━━━━━ STORED ROWS
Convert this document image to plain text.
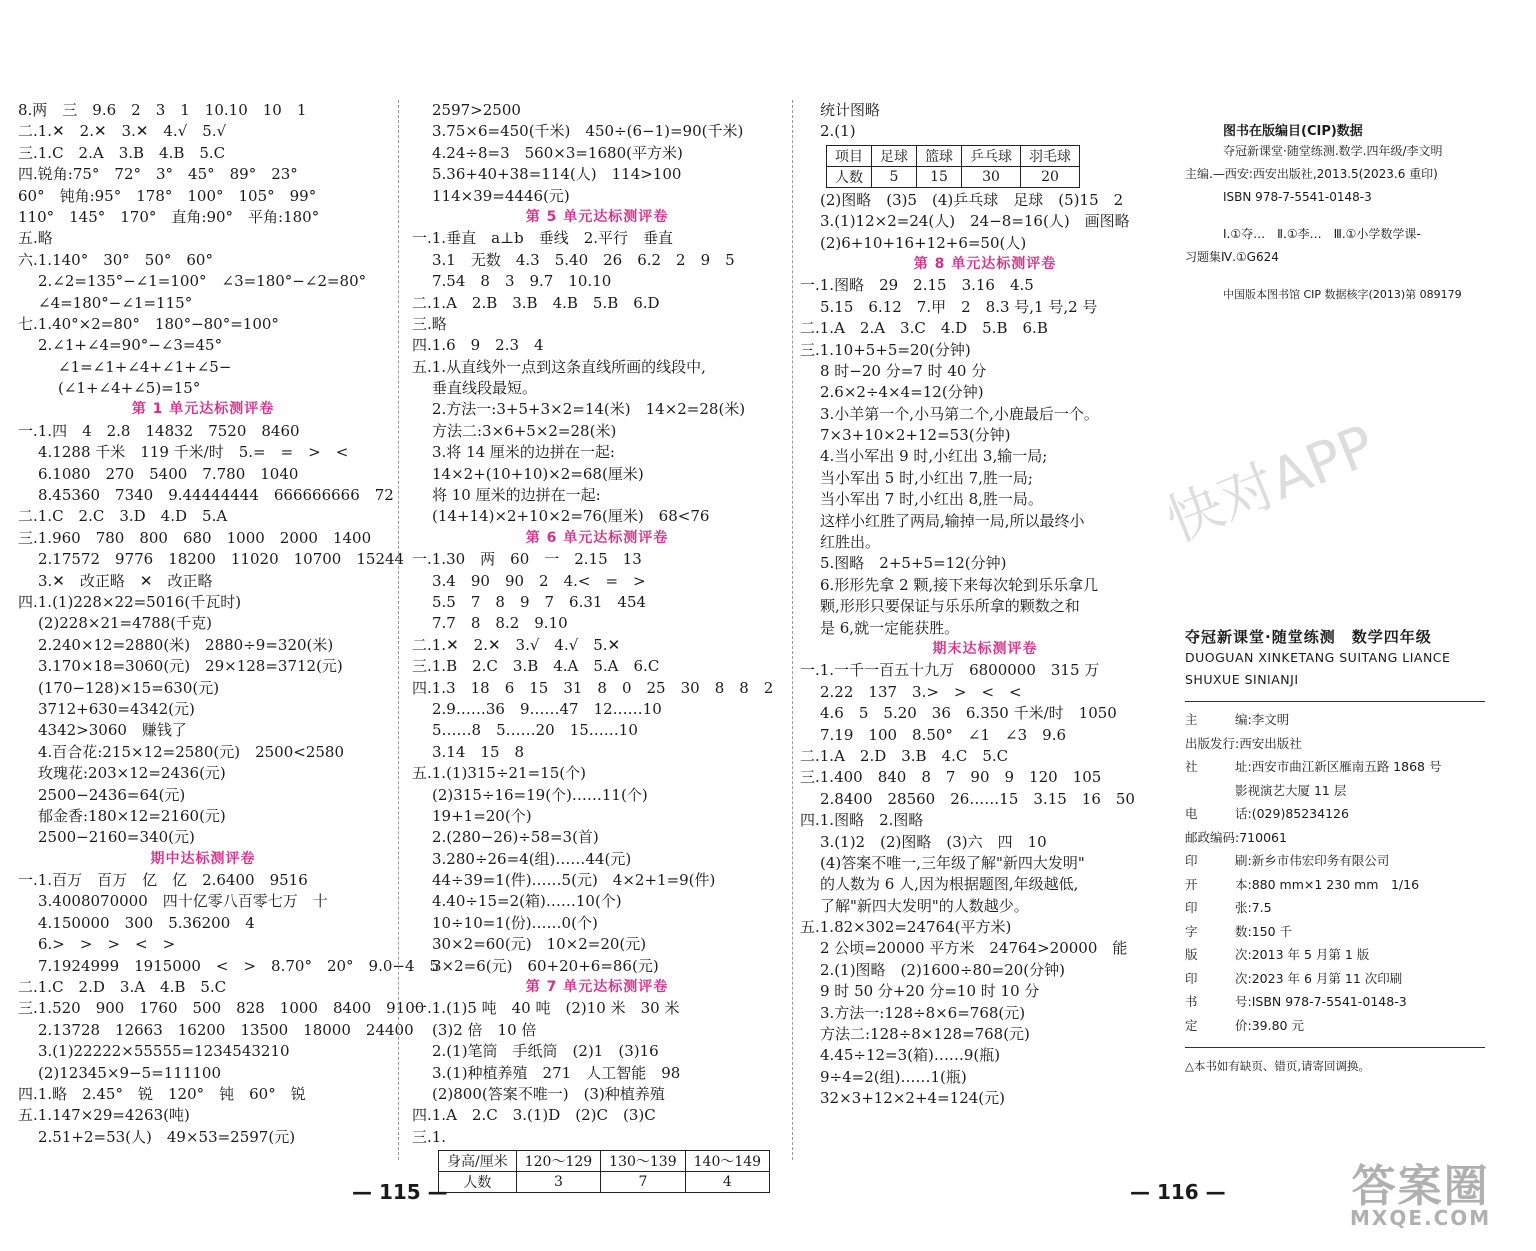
8.两　三　9.6　2　3　1　10.10　10　1
二.1.✕　2.✕　3.✕　4.√　5.√
三.1.C　2.A　3.B　4.B　5.C
四.锐角:75°　72°　3°　45°　89°　23°
60°　钝角:95°　178°　100°　105°　99°
110°　145°　170°　直角:90°　平角:180°
五.略
六.1.140°　30°　50°　60°
2.∠2=135°−∠1=100°　∠3=180°−∠2=80°
∠4=180°−∠1=115°
七.1.40°×2=80°　180°−80°=100°
2.∠1+∠4=90°−∠3=45°
∠1=∠1+∠4+∠1+∠5−
(∠1+∠4+∠5)=15°
第 1 单元达标测评卷
一.1.四　4　2.8　14832　7520　8460
4.1288 千米　119 千米/时　5.=　=　>　<
6.1080　270　5400　7.780　1040
8.45360　7340　9.44444444　666666666　72
二.1.C　2.C　3.D　4.D　5.A
三.1.960　780　800　680　1000　2000　1400
2.17572　9776　18200　11020　10700　15244
3.✕　改正略　✕　改正略
四.1.(1)228×22=5016(千瓦时)
(2)228×21=4788(千克)
2.240×12=2880(米)　2880÷9=320(米)
3.170×18=3060(元)　29×128=3712(元)
(170−128)×15=630(元)
3712+630=4342(元)
4342>3060　赚钱了
4.百合花:215×12=2580(元)　2500<2580
玫瑰花:203×12=2436(元)
2500−2436=64(元)
郁金香:180×12=2160(元)
2500−2160=340(元)
期中达标测评卷
一.1.百万　百万　亿　亿　2.6400　9516
3.4008070000　四十亿零八百零七万　十
4.150000　300　5.36200　4
6.>　>　>　<　>
7.1924999　1915000　<　>　8.70°　20°　9.0−4　5
二.1.C　2.D　3.A　4.B　5.C
三.1.520　900　1760　500　828　1000　8400　9100
2.13728　12663　16200　13500　18000　24400
3.(1)22222×55555=1234543210
(2)12345×9−5=111100
四.1.略　2.45°　锐　120°　钝　60°　锐
五.1.147×29=4263(吨)
2.51+2=53(人)　49×53=2597(元)
2597>2500
3.75×6=450(千米)　450÷(6−1)=90(千米)
4.24÷8=3　560×3=1680(平方米)
5.36+40+38=114(人)　114>100
114×39=4446(元)
第 5 单元达标测评卷
一.1.垂直　a⊥b　垂线　2.平行　垂直
3.1　无数　4.3　5.40　26　6.2　2　9　5
7.54　8　3　9.7　10.10
二.1.A　2.B　3.B　4.B　5.B　6.D
三.略
四.1.6　9　2.3　4
五.1.从直线外一点到这条直线所画的线段中,
垂直线段最短。
2.方法一:3+5+3×2=14(米)　14×2=28(米)
方法二:3×6+5×2=28(米)
3.将 14 厘米的边拼在一起:
14×2+(10+10)×2=68(厘米)
将 10 厘米的边拼在一起:
(14+14)×2+10×2=76(厘米)　68<76
第 6 单元达标测评卷
一.1.30　两　60　一　2.15　13
3.4　90　90　2　4.<　=　>
5.5　7　8　9　7　6.31　454
7.7　8　8.2　9.10
二.1.✕　2.✕　3.√　4.√　5.✕
三.1.B　2.C　3.B　4.A　5.A　6.C
四.1.3　18　6　15　31　8　0　25　30　8　8　2
2.9……36　9……47　12……10
5……8　5……20　15……10
3.14　15　8
五.1.(1)315÷21=15(个)
(2)315÷16=19(个)……11(个)
19+1=20(个)
2.(280−26)÷58=3(首)
3.280÷26=4(组)……44(元)
44÷39=1(件)……5(元)　4×2+1=9(件)
4.40÷15=2(箱)……10(个)
10÷10=1(份)……0(个)
30×2=60(元)　10×2=20(元)
3×2=6(元)　60+20+6=86(元)
第 7 单元达标测评卷
一.1.(1)5 吨　40 吨　(2)10 米　30 米
(3)2 倍　10 倍
2.(1)笔筒　手纸筒　(2)1　(3)16
3.(1)种植养殖　271　人工智能　98
(2)800(答案不唯一)　(3)种植养殖
四.1.A　2.C　3.(1)D　(2)C　(3)C
三.1.
身高/厘米	120～129	130～139	140～149
人数	3	7	4
统计图略
2.(1)
项目	足球	篮球	乒乓球	羽毛球
人数	5	15	30	20
(2)图略　(3)5　(4)乒乓球　足球　(5)15　2
3.(1)12×2=24(人)　24−8=16(人)　画图略
(2)6+10+16+12+6=50(人)
第 8 单元达标测评卷
一.1.图略　29　2.15　3.16　4.5
5.15　6.12　7.甲　2　8.3 号,1 号,2 号
二.1.A　2.A　3.C　4.D　5.B　6.B
三.1.10+5+5=20(分钟)
8 时−20 分=7 时 40 分
2.6×2÷4×4=12(分钟)
3.小羊第一个,小马第二个,小鹿最后一个。
7×3+10×2+12=53(分钟)
4.当小军出 9 时,小红出 3,输一局;
当小军出 5 时,小红出 7,胜一局;
当小军出 7 时,小红出 8,胜一局。
这样小红胜了两局,输掉一局,所以最终小
红胜出。
5.图略　2+5+5=12(分钟)
6.形形先拿 2 颗,接下来每次轮到乐乐拿几
颗,形形只要保证与乐乐所拿的颗数之和
是 6,就一定能获胜。
期末达标测评卷
一.1.一千一百五十九万　6800000　315 万
2.22　137　3.>　>　<　<
4.6　5　5.20　36　6.350 千米/时　1050
7.19　100　8.50°　∠1　∠3　9.6
二.1.A　2.D　3.B　4.C　5.C
三.1.400　840　8　7　90　9　120　105
2.8400　28560　26……15　3.15　16　50
四.1.图略　2.图略
3.(1)2　(2)图略　(3)六　四　10
(4)答案不唯一,三年级了解"新四大发明"
的人数为 6 人,因为根据题图,年级越低,
了解"新四大发明"的人数越少。
五.1.82×302=24764(平方米)
2 公顷=20000 平方米　24764>20000　能
2.(1)图略　(2)1600÷80=20(分钟)
9 时 50 分+20 分=10 时 10 分
3.方法一:128÷8×6=768(元)
方法二:128÷8×128=768(元)
4.45÷12=3(箱)……9(瓶)
9÷4=2(组)……1(瓶)
32×3+12×2+4=124(元)
图书在版编目(CIP)数据
夺冠新课堂·随堂练测.数学.四年级/李文明
主编.—西安:西安出版社,2013.5(2023.6 重印)
ISBN 978-7-5541-0148-3
Ⅰ.①夺…　Ⅱ.①李…　Ⅲ.①小学数学课-
习题集Ⅳ.①G624
中国版本图书馆 CIP 数据核字(2013)第 089179
夺冠新课堂·随堂练测　数学四年级
DUOGUAN XINKETANG SUITANG LIANCE
SHUXUE SINIANJI
主	编:李文明
出版发行 :西安出版社
社	址:西安市曲江新区雁南五路 1868 号
影视演艺大厦 11 层
电	话:(029)85234126
邮政编码 :710061
印	刷:新乡市伟宏印务有限公司
开	本:880 mm×1 230 mm　1/16
印	张:7.5
字	数:150 千
版	次:2013 年 5 月第 1 版
印	次:2023 年 6 月第 11 次印刷
书	号:ISBN 978-7-5541-0148-3
定	价:39.80 元
△本书如有缺页、错页,请寄回调换。
— 115 —	— 116 —
快对APP
答案圈
MXQE.COM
━━━━━━━━━━
• PROBLEM STATEMENT: Nothing in the entries should change as you copy them, except that the pictures are left out.

• EXERCISE SOLUTION:
Convert this document image to plain text.
8.两　三　9.6　2　3　1　10.10　10　1
二.1.✕　2.✕　3.✕　4.√　5.√
三.1.C　2.A　3.B　4.B　5.C
四.锐角:75°　72°　3°　45°　89°　23°
60°　钝角:95°　178°　100°　105°　99°
110°　145°　170°　直角:90°　平角:180°
五.略
六.1.140°　30°　50°　60°
2.∠2=135°−∠1=100°　∠3=180°−∠2=80°
∠4=180°−∠1=115°
七.1.40°×2=80°　180°−80°=100°
2.∠1+∠4=90°−∠3=45°
∠1=∠1+∠4+∠1+∠5−
(∠1+∠4+∠5)=15°
第 1 单元达标测评卷
一.1.四　4　2.8　14832　7520　8460
4.1288 千米　119 千米/时　5.=　=　>　<
6.1080　270　5400　7.780　1040
8.45360　7340　9.44444444　666666666　72
二.1.C　2.C　3.D　4.D　5.A
三.1.960　780　800　680　1000　2000　1400
2.17572　9776　18200　11020　10700　15244
3.✕　改正略　✕　改正略
四.1.(1)228×22=5016(千瓦时)
(2)228×21=4788(千克)
2.240×12=2880(米)　2880÷9=320(米)
3.170×18=3060(元)　29×128=3712(元)
(170−128)×15=630(元)
3712+630=4342(元)
4342>3060　赚钱了
4.百合花:215×12=2580(元)　2500<2580
玫瑰花:203×12=2436(元)
2500−2436=64(元)
郁金香:180×12=2160(元)
2500−2160=340(元)
期中达标测评卷
一.1.百万　百万　亿　亿　2.6400　9516
3.4008070000　四十亿零八百零七万　十
4.150000　300　5.36200　4
6.>　>　>　<　>
7.1924999　1915000　<　>　8.70°　20°　9.0−4　5
二.1.C　2.D　3.A　4.B　5.C
三.1.520　900　1760　500　828　1000　8400　9100
2.13728　12663　16200　13500　18000　24400
3.(1)22222×55555=1234543210
(2)12345×9−5=111100
四.1.略　2.45°　锐　120°　钝　60°　锐
五.1.147×29=4263(吨)
2.51+2=53(人)　49×53=2597(元)
2597>2500
3.75×6=450(千米)　450÷(6−1)=90(千米)
4.24÷8=3　560×3=1680(平方米)
5.36+40+38=114(人)　114>100
114×39=4446(元)
第 5 单元达标测评卷
一.1.垂直　a⊥b　垂线　2.平行　垂直
3.1　无数　4.3　5.40　26　6.2　2　9　5
7.54　8　3　9.7　10.10
二.1.A　2.B　3.B　4.B　5.B　6.D
三.略
四.1.6　9　2.3　4
五.1.从直线外一点到这条直线所画的线段中,
垂直线段最短。
2.方法一:3+5+3×2=14(米)　14×2=28(米)
方法二:3×6+5×2=28(米)
3.将 14 厘米的边拼在一起:
14×2+(10+10)×2=68(厘米)
将 10 厘米的边拼在一起:
(14+14)×2+10×2=76(厘米)　68<76
第 6 单元达标测评卷
一.1.30　两　60　一　2.15　13
3.4　90　90　2　4.<　=　>
5.5　7　8　9　7　6.31　454
7.7　8　8.2　9.10
二.1.✕　2.✕　3.√　4.√　5.✕
三.1.B　2.C　3.B　4.A　5.A　6.C
四.1.3　18　6　15　31　8　0　25　30　8　8　2
2.9……36　9……47　12……10
5……8　5……20　15……10
3.14　15　8
五.1.(1)315÷21=15(个)
(2)315÷16=19(个)……11(个)
19+1=20(个)
2.(280−26)÷58=3(首)
3.280÷26=4(组)……44(元)
44÷39=1(件)……5(元)　4×2+1=9(件)
4.40÷15=2(箱)……10(个)
10÷10=1(份)……0(个)
30×2=60(元)　10×2=20(元)
3×2=6(元)　60+20+6=86(元)
第 7 单元达标测评卷
一.1.(1)5 吨　40 吨　(2)10 米　30 米
(3)2 倍　10 倍
2.(1)笔筒　手纸筒　(2)1　(3)16
3.(1)种植养殖　271　人工智能　98
(2)800(答案不唯一)　(3)种植养殖
四.1.A　2.C　3.(1)D　(2)C　(3)C
三.1.
身高/厘米	120～129	130～139	140～149
人数	3	7	4
统计图略
2.(1)
项目	足球	篮球	乒乓球	羽毛球
人数	5	15	30	20
(2)图略　(3)5　(4)乒乓球　足球　(5)15　2
3.(1)12×2=24(人)　24−8=16(人)　画图略
(2)6+10+16+12+6=50(人)
第 8 单元达标测评卷
一.1.图略　29　2.15　3.16　4.5
5.15　6.12　7.甲　2　8.3 号,1 号,2 号
二.1.A　2.A　3.C　4.D　5.B　6.B
三.1.10+5+5=20(分钟)
8 时−20 分=7 时 40 分
2.6×2÷4×4=12(分钟)
3.小羊第一个,小马第二个,小鹿最后一个。
7×3+10×2+12=53(分钟)
4.当小军出 9 时,小红出 3,输一局;
当小军出 5 时,小红出 7,胜一局;
当小军出 7 时,小红出 8,胜一局。
这样小红胜了两局,输掉一局,所以最终小
红胜出。
5.图略　2+5+5=12(分钟)
6.形形先拿 2 颗,接下来每次轮到乐乐拿几
颗,形形只要保证与乐乐所拿的颗数之和
是 6,就一定能获胜。
期末达标测评卷
一.1.一千一百五十九万　6800000　315 万
2.22　137　3.>　>　<　<
4.6　5　5.20　36　6.350 千米/时　1050
7.19　100　8.50°　∠1　∠3　9.6
二.1.A　2.D　3.B　4.C　5.C
三.1.400　840　8　7　90　9　120　105
2.8400　28560　26……15　3.15　16　50
四.1.图略　2.图略
3.(1)2　(2)图略　(3)六　四　10
(4)答案不唯一,三年级了解"新四大发明"
的人数为 6 人,因为根据题图,年级越低,
了解"新四大发明"的人数越少。
五.1.82×302=24764(平方米)
2 公顷=20000 平方米　24764>20000　能
2.(1)图略　(2)1600÷80=20(分钟)
9 时 50 分+20 分=10 时 10 分
3.方法一:128÷8×6=768(元)
方法二:128÷8×128=768(元)
4.45÷12=3(箱)……9(瓶)
9÷4=2(组)……1(瓶)
32×3+12×2+4=124(元)
图书在版编目(CIP)数据
夺冠新课堂·随堂练测.数学.四年级/李文明
主编.—西安:西安出版社,2013.5(2023.6 重印)
ISBN 978-7-5541-0148-3
Ⅰ.①夺…　Ⅱ.①李…　Ⅲ.①小学数学课-
习题集Ⅳ.①G624
中国版本图书馆 CIP 数据核字(2013)第 089179
夺冠新课堂·随堂练测　数学四年级
DUOGUAN XINKETANG SUITANG LIANCE
SHUXUE SINIANJI
主	编:李文明
出版发行 :西安出版社
社	址:西安市曲江新区雁南五路 1868 号
影视演艺大厦 11 层
电	话:(029)85234126
邮政编码 :710061
印	刷:新乡市伟宏印务有限公司
开	本:880 mm×1 230 mm　1/16
印	张:7.5
字	数:150 千
版	次:2013 年 5 月第 1 版
印	次:2023 年 6 月第 11 次印刷
书	号:ISBN 978-7-5541-0148-3
定	价:39.80 元
△本书如有缺页、错页,请寄回调换。
— 115 —	— 116 —
快对APP
答案圈
MXQE.COM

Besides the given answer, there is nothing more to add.